— begin —

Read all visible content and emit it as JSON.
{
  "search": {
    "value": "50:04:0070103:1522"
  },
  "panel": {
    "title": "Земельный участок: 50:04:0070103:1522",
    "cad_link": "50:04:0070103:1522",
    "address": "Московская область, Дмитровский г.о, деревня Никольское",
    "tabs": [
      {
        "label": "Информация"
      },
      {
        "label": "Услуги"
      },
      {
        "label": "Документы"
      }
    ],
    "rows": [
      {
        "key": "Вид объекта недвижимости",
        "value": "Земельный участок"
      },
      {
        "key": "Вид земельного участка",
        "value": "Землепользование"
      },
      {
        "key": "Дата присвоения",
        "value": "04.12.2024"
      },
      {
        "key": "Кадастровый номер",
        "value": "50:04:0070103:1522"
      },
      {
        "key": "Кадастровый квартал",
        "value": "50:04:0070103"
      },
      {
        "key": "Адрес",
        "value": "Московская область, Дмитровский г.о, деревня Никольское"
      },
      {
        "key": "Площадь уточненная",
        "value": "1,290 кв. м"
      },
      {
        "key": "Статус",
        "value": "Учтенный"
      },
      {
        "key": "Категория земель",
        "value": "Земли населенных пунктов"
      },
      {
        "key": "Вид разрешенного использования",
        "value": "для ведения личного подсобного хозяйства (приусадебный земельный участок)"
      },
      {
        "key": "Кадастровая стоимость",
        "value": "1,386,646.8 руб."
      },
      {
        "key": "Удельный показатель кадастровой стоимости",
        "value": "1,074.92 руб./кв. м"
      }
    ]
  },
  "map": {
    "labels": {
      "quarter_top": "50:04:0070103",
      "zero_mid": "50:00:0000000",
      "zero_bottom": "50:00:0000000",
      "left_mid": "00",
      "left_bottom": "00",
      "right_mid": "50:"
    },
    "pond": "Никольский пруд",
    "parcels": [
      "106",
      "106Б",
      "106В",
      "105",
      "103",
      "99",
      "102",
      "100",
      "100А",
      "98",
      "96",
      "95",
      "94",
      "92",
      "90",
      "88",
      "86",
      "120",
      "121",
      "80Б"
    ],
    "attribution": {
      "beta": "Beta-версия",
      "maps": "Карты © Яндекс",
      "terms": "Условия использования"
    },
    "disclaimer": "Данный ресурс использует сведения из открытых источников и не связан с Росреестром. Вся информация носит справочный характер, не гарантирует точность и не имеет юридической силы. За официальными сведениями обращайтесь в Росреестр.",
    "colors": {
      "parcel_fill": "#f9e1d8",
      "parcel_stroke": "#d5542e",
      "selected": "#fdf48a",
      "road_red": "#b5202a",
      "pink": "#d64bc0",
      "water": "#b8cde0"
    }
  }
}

— end —

**TASK OBJECTIVE:** Write out the full set of records exactly as given.

**EXERCISE SOLUTION:**
Read all visible content and emit it as JSON.
{
  "search": {
    "value": "50:04:0070103:1522"
  },
  "panel": {
    "title": "Земельный участок: 50:04:0070103:1522",
    "cad_link": "50:04:0070103:1522",
    "address": "Московская область, Дмитровский г.о, деревня Никольское",
    "tabs": [
      {
        "label": "Информация"
      },
      {
        "label": "Услуги"
      },
      {
        "label": "Документы"
      }
    ],
    "rows": [
      {
        "key": "Вид объекта недвижимости",
        "value": "Земельный участок"
      },
      {
        "key": "Вид земельного участка",
        "value": "Землепользование"
      },
      {
        "key": "Дата присвоения",
        "value": "04.12.2024"
      },
      {
        "key": "Кадастровый номер",
        "value": "50:04:0070103:1522"
      },
      {
        "key": "Кадастровый квартал",
        "value": "50:04:0070103"
      },
      {
        "key": "Адрес",
        "value": "Московская область, Дмитровский г.о, деревня Никольское"
      },
      {
        "key": "Площадь уточненная",
        "value": "1,290 кв. м"
      },
      {
        "key": "Статус",
        "value": "Учтенный"
      },
      {
        "key": "Категория земель",
        "value": "Земли населенных пунктов"
      },
      {
        "key": "Вид разрешенного использования",
        "value": "для ведения личного подсобного хозяйства (приусадебный земельный участок)"
      },
      {
        "key": "Кадастровая стоимость",
        "value": "1,386,646.8 руб."
      },
      {
        "key": "Удельный показатель кадастровой стоимости",
        "value": "1,074.92 руб./кв. м"
      }
    ]
  },
  "map": {
    "labels": {
      "quarter_top": "50:04:0070103",
      "zero_mid": "50:00:0000000",
      "zero_bottom": "50:00:0000000",
      "left_mid": "00",
      "left_bottom": "00",
      "right_mid": "50:"
    },
    "pond": "Никольский пруд",
    "parcels": [
      "106",
      "106Б",
      "106В",
      "105",
      "103",
      "99",
      "102",
      "100",
      "100А",
      "98",
      "96",
      "95",
      "94",
      "92",
      "90",
      "88",
      "86",
      "120",
      "121",
      "80Б"
    ],
    "attribution": {
      "beta": "Beta-версия",
      "maps": "Карты © Яндекс",
      "terms": "Условия использования"
    },
    "disclaimer": "Данный ресурс использует сведения из открытых источников и не связан с Росреестром. Вся информация носит справочный характер, не гарантирует точность и не имеет юридической силы. За официальными сведениями обращайтесь в Росреестр.",
    "colors": {
      "parcel_fill": "#f9e1d8",
      "parcel_stroke": "#d5542e",
      "selected": "#fdf48a",
      "road_red": "#b5202a",
      "pink": "#d64bc0",
      "water": "#b8cde0"
    }
  }
}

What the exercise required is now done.